## [TASK 1]
Return the passage of the column on medical intake forms that starts at "All of them" and ends at "put under anesthesia.", copied word for word.
## [TASK 2]
Summarize the column on medical intake forms in two sentences.
## [TASK 3]
Continue the column on medical intake forms from the point where it stops.

Queer Columbus: Medical intake forms should ask gender identity

Our columnist says that this simple adjustment could increase the comfort level of trans and nonbinary patients seeking medical care.
Patient medical history form
Patient medical history form Marco Verch under Creative Commons 2.0

I’ve been to the doctor a lot in the last year.  

Fortunately, I’m a fairly healthy person, and most of the visits were for elective care and health maintenance. But while I been to doctors throughout Central Ohio for a number of reasons – from gender-affirming care to eye checkups – there’s one thing that has almost universally connected my experience: The intake forms don’t ask for a preferred name and pronouns.  

All of them ask a patient for their sex, but the majority don’t ask for gender identity, which can set trans and nonbinary patients up for an uncomfortable appointment.

Not having the option to self-identify as a non-passing, nonbinary person has put me in miserable situations. I once had a dermatologist use the wrong pronouns over and over while carving into my ankle with a scalpel during an hour-long procedure. Even worse, on the morning of a gender-affirming surgery, two nurses called me by the wrong pronouns as I was being put under anesthesia. 

I don’t blame these individuals for adding additional emotional stress and discomfort to my experiences. I blame the thoughtlessness of the institution. A surgery center that often hosts doctors performing gender-affirming operations doesn’t ask for pronouns and gender identity on its intake form. That’s an oversight that ensures a number of patients will experience the same discomfort and lack of trust in doctors in the future.

Structured page parsing data
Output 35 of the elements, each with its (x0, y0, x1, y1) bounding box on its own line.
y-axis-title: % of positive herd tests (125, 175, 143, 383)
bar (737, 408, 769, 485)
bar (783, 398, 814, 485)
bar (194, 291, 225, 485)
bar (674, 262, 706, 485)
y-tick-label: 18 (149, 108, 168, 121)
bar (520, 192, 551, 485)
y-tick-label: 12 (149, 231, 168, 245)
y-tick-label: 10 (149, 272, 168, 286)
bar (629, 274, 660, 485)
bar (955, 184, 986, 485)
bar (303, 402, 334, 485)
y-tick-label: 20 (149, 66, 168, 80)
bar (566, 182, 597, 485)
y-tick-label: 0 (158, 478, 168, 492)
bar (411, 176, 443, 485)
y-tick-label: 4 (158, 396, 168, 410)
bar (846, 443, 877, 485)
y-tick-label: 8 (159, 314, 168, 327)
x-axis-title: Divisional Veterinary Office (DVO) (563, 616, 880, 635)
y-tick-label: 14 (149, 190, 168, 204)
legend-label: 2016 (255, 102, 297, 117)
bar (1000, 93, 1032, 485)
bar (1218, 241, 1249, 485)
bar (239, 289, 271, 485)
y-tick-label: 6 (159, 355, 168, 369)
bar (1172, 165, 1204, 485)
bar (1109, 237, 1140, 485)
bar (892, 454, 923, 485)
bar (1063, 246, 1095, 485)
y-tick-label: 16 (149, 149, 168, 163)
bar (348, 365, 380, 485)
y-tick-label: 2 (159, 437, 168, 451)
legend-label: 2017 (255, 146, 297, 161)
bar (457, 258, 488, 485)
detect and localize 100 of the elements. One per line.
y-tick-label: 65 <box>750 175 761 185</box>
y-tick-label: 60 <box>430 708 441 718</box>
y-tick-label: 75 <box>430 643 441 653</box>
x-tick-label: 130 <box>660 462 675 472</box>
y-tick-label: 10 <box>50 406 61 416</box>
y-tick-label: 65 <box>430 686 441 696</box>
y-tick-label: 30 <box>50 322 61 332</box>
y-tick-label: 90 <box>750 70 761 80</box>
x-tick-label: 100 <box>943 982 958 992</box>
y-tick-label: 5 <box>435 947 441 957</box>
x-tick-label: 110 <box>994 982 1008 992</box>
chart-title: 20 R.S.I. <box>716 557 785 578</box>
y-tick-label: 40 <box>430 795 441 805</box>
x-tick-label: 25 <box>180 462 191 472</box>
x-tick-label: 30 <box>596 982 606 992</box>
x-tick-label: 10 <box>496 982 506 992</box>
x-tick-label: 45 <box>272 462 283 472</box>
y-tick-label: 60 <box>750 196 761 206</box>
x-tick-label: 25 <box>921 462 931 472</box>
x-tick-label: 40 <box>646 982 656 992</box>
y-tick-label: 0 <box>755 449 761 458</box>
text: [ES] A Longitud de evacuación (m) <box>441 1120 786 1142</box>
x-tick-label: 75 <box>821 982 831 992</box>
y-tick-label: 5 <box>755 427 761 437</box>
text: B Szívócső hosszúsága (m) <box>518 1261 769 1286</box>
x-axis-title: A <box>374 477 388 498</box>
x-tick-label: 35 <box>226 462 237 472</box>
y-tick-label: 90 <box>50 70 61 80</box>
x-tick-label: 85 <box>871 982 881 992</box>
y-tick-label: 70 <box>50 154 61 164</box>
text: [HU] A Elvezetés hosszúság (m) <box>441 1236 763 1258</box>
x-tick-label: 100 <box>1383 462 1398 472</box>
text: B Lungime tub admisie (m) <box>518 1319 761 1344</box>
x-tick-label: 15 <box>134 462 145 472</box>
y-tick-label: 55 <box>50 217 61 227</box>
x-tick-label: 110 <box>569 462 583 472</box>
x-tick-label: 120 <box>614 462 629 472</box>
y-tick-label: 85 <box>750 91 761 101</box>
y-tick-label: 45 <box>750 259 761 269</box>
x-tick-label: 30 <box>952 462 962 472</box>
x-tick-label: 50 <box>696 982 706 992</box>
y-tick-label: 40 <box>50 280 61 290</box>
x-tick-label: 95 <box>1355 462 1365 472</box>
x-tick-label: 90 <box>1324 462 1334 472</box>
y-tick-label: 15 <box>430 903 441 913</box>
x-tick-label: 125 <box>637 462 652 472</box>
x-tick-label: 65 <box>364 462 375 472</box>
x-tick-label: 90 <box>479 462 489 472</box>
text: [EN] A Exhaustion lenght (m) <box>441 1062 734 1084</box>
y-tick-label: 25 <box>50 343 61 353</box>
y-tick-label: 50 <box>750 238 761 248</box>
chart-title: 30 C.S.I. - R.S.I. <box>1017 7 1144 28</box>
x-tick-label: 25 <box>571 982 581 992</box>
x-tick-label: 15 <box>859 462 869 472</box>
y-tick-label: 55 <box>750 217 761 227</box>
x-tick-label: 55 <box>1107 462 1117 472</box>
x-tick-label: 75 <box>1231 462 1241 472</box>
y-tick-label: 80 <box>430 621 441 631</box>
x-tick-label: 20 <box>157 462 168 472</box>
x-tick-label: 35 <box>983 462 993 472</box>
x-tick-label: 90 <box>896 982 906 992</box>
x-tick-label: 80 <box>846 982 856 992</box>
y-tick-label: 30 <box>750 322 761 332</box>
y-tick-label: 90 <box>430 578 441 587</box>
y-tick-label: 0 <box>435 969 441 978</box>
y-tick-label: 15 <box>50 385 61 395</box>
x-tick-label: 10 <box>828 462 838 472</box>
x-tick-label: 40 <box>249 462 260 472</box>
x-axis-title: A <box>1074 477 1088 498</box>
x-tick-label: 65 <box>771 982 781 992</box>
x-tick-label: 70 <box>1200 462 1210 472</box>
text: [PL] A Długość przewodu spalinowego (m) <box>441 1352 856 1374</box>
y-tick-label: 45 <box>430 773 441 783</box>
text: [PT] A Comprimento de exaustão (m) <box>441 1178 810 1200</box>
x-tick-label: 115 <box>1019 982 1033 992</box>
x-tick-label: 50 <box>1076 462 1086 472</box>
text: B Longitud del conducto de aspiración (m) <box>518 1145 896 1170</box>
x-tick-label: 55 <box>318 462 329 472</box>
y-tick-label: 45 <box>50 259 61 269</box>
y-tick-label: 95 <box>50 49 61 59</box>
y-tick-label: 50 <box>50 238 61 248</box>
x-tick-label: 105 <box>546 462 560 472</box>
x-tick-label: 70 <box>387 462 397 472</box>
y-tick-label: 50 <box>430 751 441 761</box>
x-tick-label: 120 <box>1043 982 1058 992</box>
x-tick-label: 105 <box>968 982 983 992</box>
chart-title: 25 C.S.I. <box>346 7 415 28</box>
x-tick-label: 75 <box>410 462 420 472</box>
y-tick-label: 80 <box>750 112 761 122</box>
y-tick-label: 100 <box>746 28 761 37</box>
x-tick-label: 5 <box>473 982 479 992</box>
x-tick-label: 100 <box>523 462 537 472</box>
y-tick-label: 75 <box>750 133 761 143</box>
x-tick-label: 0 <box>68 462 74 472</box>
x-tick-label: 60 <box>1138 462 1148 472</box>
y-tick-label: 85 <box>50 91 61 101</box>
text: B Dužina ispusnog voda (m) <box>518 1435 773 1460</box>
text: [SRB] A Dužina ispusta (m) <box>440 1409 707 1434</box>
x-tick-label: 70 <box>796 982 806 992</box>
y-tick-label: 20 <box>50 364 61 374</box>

## [EXERCISE RESULT 1]
All of them ask a patient for their sex, but the majority don’t ask for gender identity, which can set trans and nonbinary patients up for an uncomfortable appointment.

Not having the option to self-identify as a non-passing, nonbinary person has put me in miserable situations. I once had a dermatologist use the wrong pronouns over and over while carving into my ankle with a scalpel during an hour-long procedure. Even worse, on the morning of a gender-affirming surgery, two nurses called me by the wrong pronouns as I was being put under anesthesia.

## [EXERCISE RESULT 2]
After many doctor visits across Central Ohio, the columnist found that intake forms almost never ask for a preferred name and pronouns, and most ask for sex but not gender identity. After being called by the wrong pronouns during a dermatology procedure and before a gender-affirming surgery, the columnist blames institutional thoughtlessness rather than individual staff and argues that asking about gender identity could make trans and nonbinary patients more comfortable.

## [EXERCISE RESULT 3]
What makes it even more frustrating is that if I were to sit down with each of these medical professionals and ask if they want to make sure trans patients are comfortable in their care, I am sure most, if not all, would respond with a resounding yes. And yet, because of the way the intake forms are designed, there’s no way for them to know how their patients identify. 

I realize that many of these instances would have still happened if I had been able to self-identify; being misgendered is a part of my daily life. But if I had been able to self-identify, I would have known that even when medical professionals made a mistake, the organization as a whole still cared and wanted to make an effort to identify me correctly. An intake form without a gender-identity section tells me the institutions don’t care about trans people. They aren’t training their staff on trans care. And they aren’t trying to do anything to mitigate the fact that some trans people avoid doctors for this reason. 

Medical practitioners in Central Ohio: Get your shit together.